Soal Latihan A: Tulis ulang tanpa perubahan baris-baris catatan dari baris yang memuat "367, 511, 398]" sampai baris yang memuat "399, 511, 430]", termasuk kedua baris batas tersebut.

Teks Bacaan:
◇ ◇ ◇ ◇
Kado
Pahit di Akhir Jabatan
Marwan Mas ;
Guru
Besar Ilmu Hukum Universitas Bosowa 45, Makassar
|
KORAN
SINDO, 17 September 2014
Penetapan
tersangka Jero Wacik, mantan menteri energi dan sumber daya mineral (ESDM),
oleh Komisi Pemberantasan Korupsi (KPK) menjadi indikasi bahwa kabinet yang
dipimpin Presiden Susilo Bambang Yudhoyono (SBY) diwarnai pengemplang uang
negara.
Wajar
jika publik menilai Presiden SBY telah gagal memimpin kabinetnya dari godaan
korupsi. Betapa tidak, Jero sebagai orang dekat SBY adalah menteri aktif
ketiga yang dijerat korupsi oleh KPK setelah Menpora Andi Alifian
Mallarangeng dan Menteri Agama Suryadharma Ali. Substansi dalam memerangi
korupsi masih jauh dari harapan sebab bukan hanya jajaran menterinya yang
diduga terlibat korupsi. Tidak sedikit kader Partai Demokrat yang dipimpin
SBY meringkuk dalam penjara karena korupsi. Misalnya, Anas Urbaningrum, Angelina
Sondakh, Nazaruddin, Hartati Murdaya, Jero Wacik, dan Sutan Bathoegana yang
merupakan kader pilihan.
◇ ◇ ◇ ◇
Catatan anotasi spasial:

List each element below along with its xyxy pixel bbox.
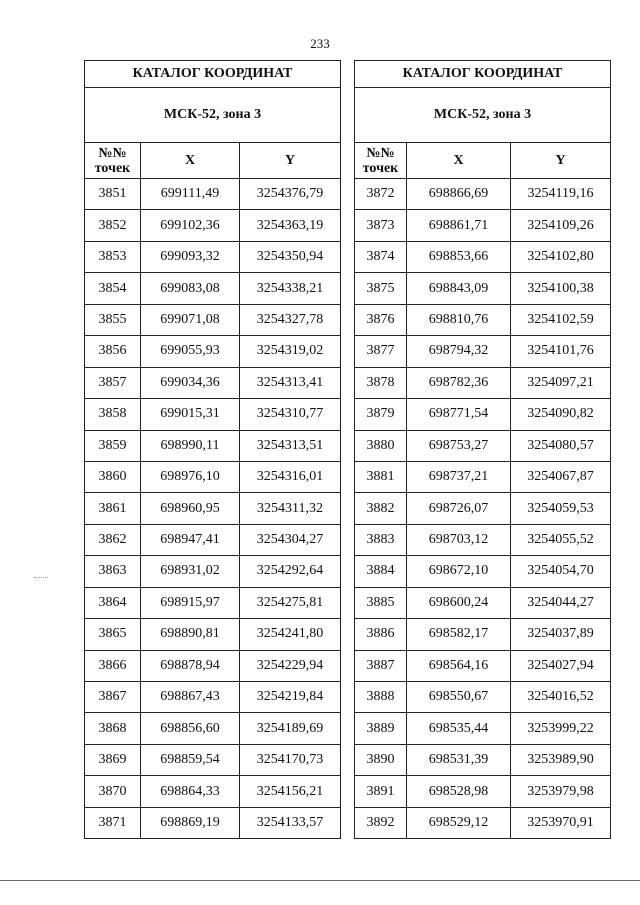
x-coordinate-cell: 698782,36	[407, 367, 511, 398]
point-number-cell: 3870	[85, 776, 141, 807]
point-number-cell: 3853	[85, 241, 141, 272]
table-row	[355, 650, 611, 681]
x-coordinate-cell: 698878,94	[141, 650, 240, 681]
x-coordinate-cell: 698931,02	[141, 556, 240, 587]
table-row	[85, 336, 341, 367]
table-row	[355, 713, 611, 744]
y-coordinate-cell: 3254170,73	[240, 744, 341, 775]
y-coordinate-cell: 3254044,27	[511, 587, 611, 618]
footer-rule	[0, 880, 640, 881]
table-row	[85, 807, 341, 838]
col-header-points-word: точек	[94, 160, 131, 176]
point-number-cell: 3890	[355, 744, 407, 775]
x-coordinate-cell: 698771,54	[407, 399, 511, 430]
y-coordinate-cell: 3254109,26	[511, 210, 611, 241]
y-coordinate-cell: 3254054,70	[511, 556, 611, 587]
y-coordinate-cell: 3254101,76	[511, 336, 611, 367]
table-row	[85, 682, 341, 713]
table-row	[85, 273, 341, 304]
point-number-cell: 3868	[85, 713, 141, 744]
point-number-cell: 3861	[85, 493, 141, 524]
x-coordinate-cell: 698867,43	[141, 682, 240, 713]
y-coordinate-cell: 3254027,94	[511, 650, 611, 681]
col-header-point-number	[355, 143, 407, 179]
margin-mark	[34, 577, 48, 578]
catalog-title: КАТАЛОГ КООРДИНАТ	[85, 61, 341, 88]
table-row	[85, 304, 341, 335]
point-number-cell: 3883	[355, 524, 407, 555]
x-coordinate-cell: 698890,81	[141, 619, 240, 650]
x-coordinate-cell: 698528,98	[407, 776, 511, 807]
x-coordinate-cell: 698853,66	[407, 241, 511, 272]
point-number-cell: 3860	[85, 461, 141, 492]
x-coordinate-cell: 698915,97	[141, 587, 240, 618]
table-row	[355, 776, 611, 807]
point-number-cell: 3857	[85, 367, 141, 398]
x-coordinate-cell: 698960,95	[141, 493, 240, 524]
x-coordinate-cell: 698843,09	[407, 273, 511, 304]
col-header-number-sign: №№	[366, 145, 395, 161]
point-number-cell: 3872	[355, 179, 407, 210]
x-coordinate-cell: 698864,33	[141, 776, 240, 807]
point-number-cell: 3871	[85, 807, 141, 838]
y-coordinate-cell: 3253989,90	[511, 744, 611, 775]
x-coordinate-cell: 699083,08	[141, 273, 240, 304]
y-coordinate-cell: 3254376,79	[240, 179, 341, 210]
table-row	[355, 682, 611, 713]
x-coordinate-cell: 698859,54	[141, 744, 240, 775]
table-row	[85, 461, 341, 492]
point-number-cell: 3876	[355, 304, 407, 335]
table-row	[85, 210, 341, 241]
table-row	[85, 587, 341, 618]
y-coordinate-cell: 3254102,59	[511, 304, 611, 335]
y-coordinate-cell: 3254067,87	[511, 461, 611, 492]
x-coordinate-cell: 699102,36	[141, 210, 240, 241]
point-number-cell: 3866	[85, 650, 141, 681]
x-coordinate-cell: 699034,36	[141, 367, 240, 398]
table-row	[85, 430, 341, 461]
y-coordinate-cell: 3254275,81	[240, 587, 341, 618]
y-coordinate-cell: 3254310,77	[240, 399, 341, 430]
point-number-cell: 3851	[85, 179, 141, 210]
col-header-y: Y	[511, 143, 611, 179]
table-row	[355, 336, 611, 367]
y-coordinate-cell: 3254304,27	[240, 524, 341, 555]
table-row	[355, 524, 611, 555]
point-number-cell: 3875	[355, 273, 407, 304]
x-coordinate-cell: 698753,27	[407, 430, 511, 461]
x-coordinate-cell: 698869,19	[141, 807, 240, 838]
table-row	[355, 556, 611, 587]
table-row	[85, 524, 341, 555]
point-number-cell: 3892	[355, 807, 407, 838]
page-number: 233	[310, 36, 330, 51]
y-coordinate-cell: 3254313,51	[240, 430, 341, 461]
coordinate-system-label: МСК-52, зона 3	[85, 88, 341, 143]
point-number-cell: 3888	[355, 682, 407, 713]
point-number-cell: 3874	[355, 241, 407, 272]
table-row	[355, 493, 611, 524]
point-number-cell: 3867	[85, 682, 141, 713]
y-coordinate-cell: 3254338,21	[240, 273, 341, 304]
x-coordinate-cell: 698737,21	[407, 461, 511, 492]
y-coordinate-cell: 3253999,22	[511, 713, 611, 744]
y-coordinate-cell: 3254097,21	[511, 367, 611, 398]
x-coordinate-cell: 698531,39	[407, 744, 511, 775]
table-row	[355, 304, 611, 335]
col-header-x: X	[407, 143, 511, 179]
table-row	[355, 367, 611, 398]
x-coordinate-cell: 698672,10	[407, 556, 511, 587]
y-coordinate-cell: 3254156,21	[240, 776, 341, 807]
point-number-cell: 3854	[85, 273, 141, 304]
y-coordinate-cell: 3254363,19	[240, 210, 341, 241]
table-row	[85, 556, 341, 587]
x-coordinate-cell: 698866,69	[407, 179, 511, 210]
point-number-cell: 3880	[355, 430, 407, 461]
x-coordinate-cell: 698582,17	[407, 619, 511, 650]
x-coordinate-cell: 698726,07	[407, 493, 511, 524]
x-coordinate-cell: 699093,32	[141, 241, 240, 272]
table-row	[355, 461, 611, 492]
y-coordinate-cell: 3254292,64	[240, 556, 341, 587]
point-number-cell: 3886	[355, 619, 407, 650]
point-number-cell: 3862	[85, 524, 141, 555]
y-coordinate-cell: 3254316,01	[240, 461, 341, 492]
point-number-cell: 3887	[355, 650, 407, 681]
x-coordinate-cell: 698703,12	[407, 524, 511, 555]
table-row	[85, 493, 341, 524]
y-coordinate-cell: 3254055,52	[511, 524, 611, 555]
y-coordinate-cell: 3254229,94	[240, 650, 341, 681]
point-number-cell: 3859	[85, 430, 141, 461]
y-coordinate-cell: 3254319,02	[240, 336, 341, 367]
point-number-cell: 3882	[355, 493, 407, 524]
table-row	[85, 713, 341, 744]
point-number-cell: 3863	[85, 556, 141, 587]
point-number-cell: 3864	[85, 587, 141, 618]
x-coordinate-cell: 699111,49	[141, 179, 240, 210]
y-coordinate-cell: 3254016,52	[511, 682, 611, 713]
y-coordinate-cell: 3254350,94	[240, 241, 341, 272]
point-number-cell: 3884	[355, 556, 407, 587]
table-row	[355, 430, 611, 461]
y-coordinate-cell: 3254189,69	[240, 713, 341, 744]
point-number-cell: 3877	[355, 336, 407, 367]
point-number-cell: 3879	[355, 399, 407, 430]
y-coordinate-cell: 3254090,82	[511, 399, 611, 430]
table-row	[355, 399, 611, 430]
x-coordinate-cell: 699055,93	[141, 336, 240, 367]
y-coordinate-cell: 3253979,98	[511, 776, 611, 807]
table-row	[355, 587, 611, 618]
table-row	[355, 241, 611, 272]
x-coordinate-cell: 698794,32	[407, 336, 511, 367]
point-number-cell: 3869	[85, 744, 141, 775]
y-coordinate-cell: 3254313,41	[240, 367, 341, 398]
table-row	[355, 807, 611, 838]
point-number-cell: 3881	[355, 461, 407, 492]
table-row	[355, 273, 611, 304]
point-number-cell: 3878	[355, 367, 407, 398]
y-coordinate-cell: 3254219,84	[240, 682, 341, 713]
col-header-number-sign: №№	[98, 145, 127, 161]
y-coordinate-cell: 3254059,53	[511, 493, 611, 524]
table-row	[85, 776, 341, 807]
point-number-cell: 3856	[85, 336, 141, 367]
y-coordinate-cell: 3254327,78	[240, 304, 341, 335]
table-row	[85, 367, 341, 398]
table-row	[85, 399, 341, 430]
x-coordinate-cell: 699015,31	[141, 399, 240, 430]
x-coordinate-cell: 698550,67	[407, 682, 511, 713]
point-number-cell: 3873	[355, 210, 407, 241]
table-row	[85, 650, 341, 681]
y-coordinate-cell: 3254080,57	[511, 430, 611, 461]
x-coordinate-cell: 698861,71	[407, 210, 511, 241]
point-number-cell: 3852	[85, 210, 141, 241]
table-row	[85, 241, 341, 272]
coordinate-system-label: МСК-52, зона 3	[355, 88, 611, 143]
point-number-cell: 3885	[355, 587, 407, 618]
left-coordinate-table	[84, 60, 341, 839]
table-row	[355, 619, 611, 650]
table-row	[85, 744, 341, 775]
y-coordinate-cell: 3254311,32	[240, 493, 341, 524]
point-number-cell: 3891	[355, 776, 407, 807]
x-coordinate-cell: 698810,76	[407, 304, 511, 335]
col-header-x: X	[141, 143, 240, 179]
x-coordinate-cell: 698947,41	[141, 524, 240, 555]
table-row	[355, 179, 611, 210]
col-header-points-word: точек	[362, 160, 399, 176]
x-coordinate-cell: 698600,24	[407, 587, 511, 618]
x-coordinate-cell: 698564,16	[407, 650, 511, 681]
y-coordinate-cell: 3254119,16	[511, 179, 611, 210]
point-number-cell: 3858	[85, 399, 141, 430]
y-coordinate-cell: 3253970,91	[511, 807, 611, 838]
x-coordinate-cell: 698529,12	[407, 807, 511, 838]
table-row	[355, 210, 611, 241]
right-coordinate-table	[354, 60, 611, 839]
table-row	[85, 619, 341, 650]
point-number-cell: 3855	[85, 304, 141, 335]
y-coordinate-cell: 3254102,80	[511, 241, 611, 272]
catalog-title: КАТАЛОГ КООРДИНАТ	[355, 61, 611, 88]
col-header-y: Y	[240, 143, 341, 179]
point-number-cell: 3865	[85, 619, 141, 650]
table-row	[85, 179, 341, 210]
x-coordinate-cell: 698990,11	[141, 430, 240, 461]
table-row	[355, 744, 611, 775]
x-coordinate-cell: 699071,08	[141, 304, 240, 335]
y-coordinate-cell: 3254133,57	[240, 807, 341, 838]
col-header-point-number	[85, 143, 141, 179]
x-coordinate-cell: 698976,10	[141, 461, 240, 492]
y-coordinate-cell: 3254100,38	[511, 273, 611, 304]
y-coordinate-cell: 3254241,80	[240, 619, 341, 650]
point-number-cell: 3889	[355, 713, 407, 744]
y-coordinate-cell: 3254037,89	[511, 619, 611, 650]
x-coordinate-cell: 698856,60	[141, 713, 240, 744]
x-coordinate-cell: 698535,44	[407, 713, 511, 744]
◇ ◇ ◇ ◇
Soal Latihan B: Sebutkan semua kader Partai Demokrat yang namanya dicantumkan dalam artikel tentang penetapan tersangka Jero Wacik.

Jawaban Soal A:
x-coordinate-cell: 698782,36	[407, 367, 511, 398]
point-number-cell: 3870	[85, 776, 141, 807]
point-number-cell: 3853	[85, 241, 141, 272]
table-row	[355, 650, 611, 681]
x-coordinate-cell: 698878,94	[141, 650, 240, 681]
x-coordinate-cell: 698931,02	[141, 556, 240, 587]
table-row	[85, 336, 341, 367]
table-row	[355, 713, 611, 744]
y-coordinate-cell: 3254170,73	[240, 744, 341, 775]
y-coordinate-cell: 3254044,27	[511, 587, 611, 618]
footer-rule	[0, 880, 640, 881]
table-row	[85, 807, 341, 838]
col-header-points-word: точек	[94, 160, 131, 176]
point-number-cell: 3890	[355, 744, 407, 775]
x-coordinate-cell: 698771,54	[407, 399, 511, 430]

Jawaban Soal B: Anas Urbaningrum, Angelina Sondakh, Nazaruddin, Hartati Murdaya, Jero Wacik, dan Sutan Bathoegana.